Task description:
Every line holding the string "Orders" should be gathered.

-- Start Rows --

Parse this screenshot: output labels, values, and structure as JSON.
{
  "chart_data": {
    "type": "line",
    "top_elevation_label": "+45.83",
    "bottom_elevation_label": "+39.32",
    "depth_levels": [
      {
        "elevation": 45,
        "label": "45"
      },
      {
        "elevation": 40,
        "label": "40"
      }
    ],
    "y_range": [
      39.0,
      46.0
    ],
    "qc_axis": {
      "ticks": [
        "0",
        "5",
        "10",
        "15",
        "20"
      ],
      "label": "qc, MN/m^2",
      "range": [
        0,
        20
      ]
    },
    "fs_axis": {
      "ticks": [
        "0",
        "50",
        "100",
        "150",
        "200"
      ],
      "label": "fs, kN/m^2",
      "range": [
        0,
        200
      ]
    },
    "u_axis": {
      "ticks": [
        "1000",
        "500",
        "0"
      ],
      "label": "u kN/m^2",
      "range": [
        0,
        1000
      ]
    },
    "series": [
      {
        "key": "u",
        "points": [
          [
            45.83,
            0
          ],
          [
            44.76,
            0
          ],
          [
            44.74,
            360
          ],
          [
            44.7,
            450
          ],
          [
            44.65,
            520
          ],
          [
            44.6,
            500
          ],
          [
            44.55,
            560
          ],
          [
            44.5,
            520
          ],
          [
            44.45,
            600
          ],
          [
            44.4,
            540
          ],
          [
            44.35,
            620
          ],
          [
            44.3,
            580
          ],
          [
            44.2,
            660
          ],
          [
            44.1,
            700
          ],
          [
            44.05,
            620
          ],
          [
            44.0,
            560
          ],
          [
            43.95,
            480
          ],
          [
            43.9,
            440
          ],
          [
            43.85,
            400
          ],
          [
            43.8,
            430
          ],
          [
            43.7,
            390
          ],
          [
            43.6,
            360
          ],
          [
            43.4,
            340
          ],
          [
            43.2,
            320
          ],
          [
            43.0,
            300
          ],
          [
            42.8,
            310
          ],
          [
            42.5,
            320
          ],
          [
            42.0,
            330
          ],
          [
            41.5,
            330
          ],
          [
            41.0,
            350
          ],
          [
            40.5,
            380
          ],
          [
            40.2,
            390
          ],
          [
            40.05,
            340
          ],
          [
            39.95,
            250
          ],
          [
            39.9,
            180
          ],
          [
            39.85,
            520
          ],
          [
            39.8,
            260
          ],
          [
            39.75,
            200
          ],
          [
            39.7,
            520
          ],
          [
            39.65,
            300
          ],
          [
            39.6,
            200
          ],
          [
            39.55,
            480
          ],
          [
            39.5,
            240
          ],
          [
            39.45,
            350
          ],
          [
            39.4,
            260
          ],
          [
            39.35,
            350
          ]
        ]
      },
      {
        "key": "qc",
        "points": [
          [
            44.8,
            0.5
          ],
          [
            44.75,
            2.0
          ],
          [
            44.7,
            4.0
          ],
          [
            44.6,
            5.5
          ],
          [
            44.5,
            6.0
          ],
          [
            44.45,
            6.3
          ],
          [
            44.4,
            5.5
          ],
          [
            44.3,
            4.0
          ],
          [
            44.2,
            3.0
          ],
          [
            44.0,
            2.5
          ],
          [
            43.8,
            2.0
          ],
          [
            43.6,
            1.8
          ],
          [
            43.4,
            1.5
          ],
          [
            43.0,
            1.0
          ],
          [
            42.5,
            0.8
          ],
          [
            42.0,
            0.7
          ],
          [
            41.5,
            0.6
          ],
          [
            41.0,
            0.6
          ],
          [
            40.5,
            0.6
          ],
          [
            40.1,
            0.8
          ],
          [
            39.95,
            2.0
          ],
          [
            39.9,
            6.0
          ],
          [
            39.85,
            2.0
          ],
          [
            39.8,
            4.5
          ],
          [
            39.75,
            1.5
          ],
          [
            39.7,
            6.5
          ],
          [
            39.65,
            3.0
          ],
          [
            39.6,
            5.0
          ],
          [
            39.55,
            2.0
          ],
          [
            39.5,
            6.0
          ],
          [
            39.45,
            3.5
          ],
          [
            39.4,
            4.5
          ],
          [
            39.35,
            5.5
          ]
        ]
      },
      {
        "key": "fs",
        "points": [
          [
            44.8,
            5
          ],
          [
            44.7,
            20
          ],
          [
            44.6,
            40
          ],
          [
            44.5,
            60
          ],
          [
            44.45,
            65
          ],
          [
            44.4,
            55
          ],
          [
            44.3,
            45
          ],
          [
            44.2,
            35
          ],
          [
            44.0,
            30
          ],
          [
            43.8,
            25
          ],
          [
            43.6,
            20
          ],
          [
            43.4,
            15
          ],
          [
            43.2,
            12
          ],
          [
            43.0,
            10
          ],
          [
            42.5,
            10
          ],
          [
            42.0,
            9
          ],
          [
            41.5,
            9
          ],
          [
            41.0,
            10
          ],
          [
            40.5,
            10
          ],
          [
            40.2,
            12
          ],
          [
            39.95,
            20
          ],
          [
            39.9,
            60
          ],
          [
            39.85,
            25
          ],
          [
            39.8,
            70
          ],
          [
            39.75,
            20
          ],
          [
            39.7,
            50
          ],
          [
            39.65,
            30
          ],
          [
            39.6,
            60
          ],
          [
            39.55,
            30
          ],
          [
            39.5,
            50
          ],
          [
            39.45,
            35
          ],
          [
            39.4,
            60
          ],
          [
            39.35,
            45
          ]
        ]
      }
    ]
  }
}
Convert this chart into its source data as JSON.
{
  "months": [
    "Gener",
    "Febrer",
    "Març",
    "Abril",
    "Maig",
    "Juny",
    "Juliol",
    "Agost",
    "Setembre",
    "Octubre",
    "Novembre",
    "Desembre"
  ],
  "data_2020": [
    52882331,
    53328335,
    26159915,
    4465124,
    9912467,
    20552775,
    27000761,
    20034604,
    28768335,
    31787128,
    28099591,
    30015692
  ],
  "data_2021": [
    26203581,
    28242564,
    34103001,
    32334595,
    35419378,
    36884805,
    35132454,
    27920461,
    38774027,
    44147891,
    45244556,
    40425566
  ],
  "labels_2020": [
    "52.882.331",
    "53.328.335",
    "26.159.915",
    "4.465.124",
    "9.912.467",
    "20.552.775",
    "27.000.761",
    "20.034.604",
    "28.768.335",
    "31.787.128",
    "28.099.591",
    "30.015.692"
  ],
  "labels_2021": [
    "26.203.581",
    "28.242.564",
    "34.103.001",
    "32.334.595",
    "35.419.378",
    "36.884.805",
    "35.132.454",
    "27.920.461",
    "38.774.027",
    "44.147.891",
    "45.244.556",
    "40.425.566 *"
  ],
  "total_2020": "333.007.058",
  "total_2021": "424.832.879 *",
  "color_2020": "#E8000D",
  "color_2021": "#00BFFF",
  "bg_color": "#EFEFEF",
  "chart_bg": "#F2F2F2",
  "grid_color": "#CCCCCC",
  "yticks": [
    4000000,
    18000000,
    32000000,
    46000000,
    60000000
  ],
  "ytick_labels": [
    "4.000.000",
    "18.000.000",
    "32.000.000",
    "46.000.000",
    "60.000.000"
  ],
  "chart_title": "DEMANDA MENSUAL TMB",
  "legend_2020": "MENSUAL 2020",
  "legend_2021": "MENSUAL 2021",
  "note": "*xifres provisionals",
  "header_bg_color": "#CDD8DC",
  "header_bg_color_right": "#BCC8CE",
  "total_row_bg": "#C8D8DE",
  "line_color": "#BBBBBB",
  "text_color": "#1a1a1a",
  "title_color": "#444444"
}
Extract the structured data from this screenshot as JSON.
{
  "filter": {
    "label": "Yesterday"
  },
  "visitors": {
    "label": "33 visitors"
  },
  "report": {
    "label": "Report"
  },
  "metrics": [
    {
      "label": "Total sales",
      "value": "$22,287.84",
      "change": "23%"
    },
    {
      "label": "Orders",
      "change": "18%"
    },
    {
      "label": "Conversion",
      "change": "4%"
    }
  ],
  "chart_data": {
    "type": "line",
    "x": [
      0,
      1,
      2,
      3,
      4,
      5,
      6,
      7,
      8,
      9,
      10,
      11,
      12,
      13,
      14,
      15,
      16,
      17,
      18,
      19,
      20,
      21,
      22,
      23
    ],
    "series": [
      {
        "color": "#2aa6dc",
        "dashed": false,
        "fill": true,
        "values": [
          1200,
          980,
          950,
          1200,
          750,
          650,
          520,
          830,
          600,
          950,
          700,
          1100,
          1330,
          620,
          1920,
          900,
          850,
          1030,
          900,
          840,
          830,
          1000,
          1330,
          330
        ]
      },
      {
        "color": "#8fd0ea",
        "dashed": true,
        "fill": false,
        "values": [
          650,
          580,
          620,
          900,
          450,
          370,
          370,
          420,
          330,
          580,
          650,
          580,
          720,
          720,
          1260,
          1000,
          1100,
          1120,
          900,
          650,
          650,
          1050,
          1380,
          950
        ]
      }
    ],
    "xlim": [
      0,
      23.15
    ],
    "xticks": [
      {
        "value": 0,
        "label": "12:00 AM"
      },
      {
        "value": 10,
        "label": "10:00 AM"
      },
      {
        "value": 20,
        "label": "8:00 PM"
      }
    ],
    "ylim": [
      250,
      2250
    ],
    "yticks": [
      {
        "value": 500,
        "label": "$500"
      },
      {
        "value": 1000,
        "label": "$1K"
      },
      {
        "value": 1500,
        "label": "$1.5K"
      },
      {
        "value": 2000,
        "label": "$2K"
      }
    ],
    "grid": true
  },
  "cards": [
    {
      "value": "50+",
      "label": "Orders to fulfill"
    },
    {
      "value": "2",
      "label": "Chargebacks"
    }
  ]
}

-- End Rows --

Solution below:
      "label": "Orders",
      "label": "Orders to fulfill"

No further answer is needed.